(Records that describe figures)
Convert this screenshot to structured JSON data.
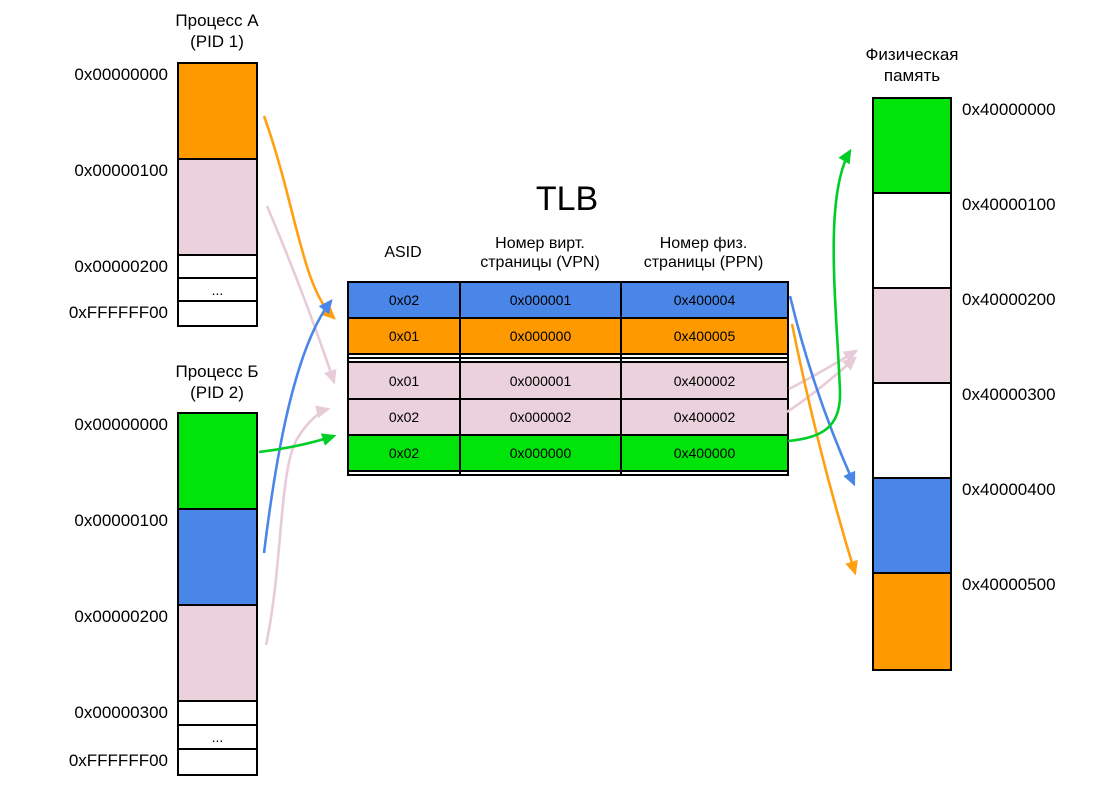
{
  "colors": {
    "orange": "#FF9900",
    "pink": "#EAD1DC",
    "green": "#00E40A",
    "blue": "#4A86E8",
    "white": "#FFFFFF",
    "arrow_orange": "#FFA013",
    "arrow_pink": "#E8CBD8",
    "arrow_green": "#00CE27",
    "arrow_blue": "#4A86E8"
  },
  "tlb": {
    "title": "TLB",
    "headers": {
      "asid": "ASID",
      "vpn": "Номер вирт.\nстраницы (VPN)",
      "ppn": "Номер физ.\nстраницы (PPN)"
    },
    "rows": [
      {
        "color": "blue",
        "asid": "0x02",
        "vpn": "0x000001",
        "ppn": "0x400004"
      },
      {
        "color": "orange",
        "asid": "0x01",
        "vpn": "0x000000",
        "ppn": "0x400005"
      },
      {
        "color": "white",
        "asid": "",
        "vpn": "",
        "ppn": ""
      },
      {
        "color": "white",
        "asid": "",
        "vpn": "",
        "ppn": ""
      },
      {
        "color": "pink",
        "asid": "0x01",
        "vpn": "0x000001",
        "ppn": "0x400002"
      },
      {
        "color": "pink",
        "asid": "0x02",
        "vpn": "0x000002",
        "ppn": "0x400002"
      },
      {
        "color": "green",
        "asid": "0x02",
        "vpn": "0x000000",
        "ppn": "0x400000"
      },
      {
        "color": "white",
        "asid": "",
        "vpn": "",
        "ppn": ""
      }
    ]
  },
  "process_a": {
    "title_line1": "Процесс А",
    "title_line2": "(PID 1)",
    "segments": [
      {
        "color": "orange",
        "size": "page",
        "label": "0x00000000"
      },
      {
        "color": "pink",
        "size": "page",
        "label": "0x00000100"
      },
      {
        "color": "white",
        "size": "small",
        "label": "0x00000200"
      },
      {
        "color": "white",
        "size": "small",
        "text": "..."
      },
      {
        "color": "white",
        "size": "small",
        "label": "0xFFFFFF00"
      }
    ]
  },
  "process_b": {
    "title_line1": "Процесс Б",
    "title_line2": "(PID 2)",
    "segments": [
      {
        "color": "green",
        "size": "page",
        "label": "0x00000000"
      },
      {
        "color": "blue",
        "size": "page",
        "label": "0x00000100"
      },
      {
        "color": "pink",
        "size": "page",
        "label": "0x00000200"
      },
      {
        "color": "white",
        "size": "small",
        "label": "0x00000300"
      },
      {
        "color": "white",
        "size": "small",
        "text": "..."
      },
      {
        "color": "white",
        "size": "small",
        "label": "0xFFFFFF00"
      }
    ]
  },
  "physical": {
    "title_line1": "Физическая",
    "title_line2": "память",
    "segments": [
      {
        "color": "green",
        "size": "page",
        "label": "0x40000000"
      },
      {
        "color": "white",
        "size": "page",
        "label": "0x40000100"
      },
      {
        "color": "pink",
        "size": "page",
        "label": "0x40000200"
      },
      {
        "color": "white",
        "size": "page",
        "label": "0x40000300"
      },
      {
        "color": "blue",
        "size": "page",
        "label": "0x40000400"
      },
      {
        "color": "orange",
        "size": "page",
        "label": "0x40000500"
      }
    ]
  },
  "arrows": [
    {
      "id": "pa-pink",
      "color": "pink",
      "from": "process-a-page-0x00000100",
      "to": "tlb-row-5"
    },
    {
      "id": "pb-pink",
      "color": "pink",
      "from": "process-b-page-0x00000200",
      "to": "tlb-row-6"
    },
    {
      "id": "tlb-pink1",
      "color": "pink",
      "from": "tlb-row-5",
      "to": "physical-0x40000200"
    },
    {
      "id": "tlb-pink2",
      "color": "pink",
      "from": "tlb-row-6",
      "to": "physical-0x40000200"
    },
    {
      "id": "pa-orange",
      "color": "orange",
      "from": "process-a-page-0x00000000",
      "to": "tlb-row-2"
    },
    {
      "id": "tlb-orange",
      "color": "orange",
      "from": "tlb-row-2",
      "to": "physical-0x40000500"
    },
    {
      "id": "pb-blue",
      "color": "blue",
      "from": "process-b-page-0x00000100",
      "to": "tlb-row-1"
    },
    {
      "id": "tlb-blue",
      "color": "blue",
      "from": "tlb-row-1",
      "to": "physical-0x40000400"
    },
    {
      "id": "pb-green",
      "color": "green",
      "from": "process-b-page-0x00000000",
      "to": "tlb-row-7"
    },
    {
      "id": "tlb-green",
      "color": "green",
      "from": "tlb-row-7",
      "to": "physical-0x40000000"
    }
  ]
}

Task requirements -> Among the entries above, identify all lines with "nстраницы" and copy them.

Solution below ->
      "vpn": "Номер вирт.\nстраницы (VPN)",
      "ppn": "Номер физ.\nстраницы (PPN)"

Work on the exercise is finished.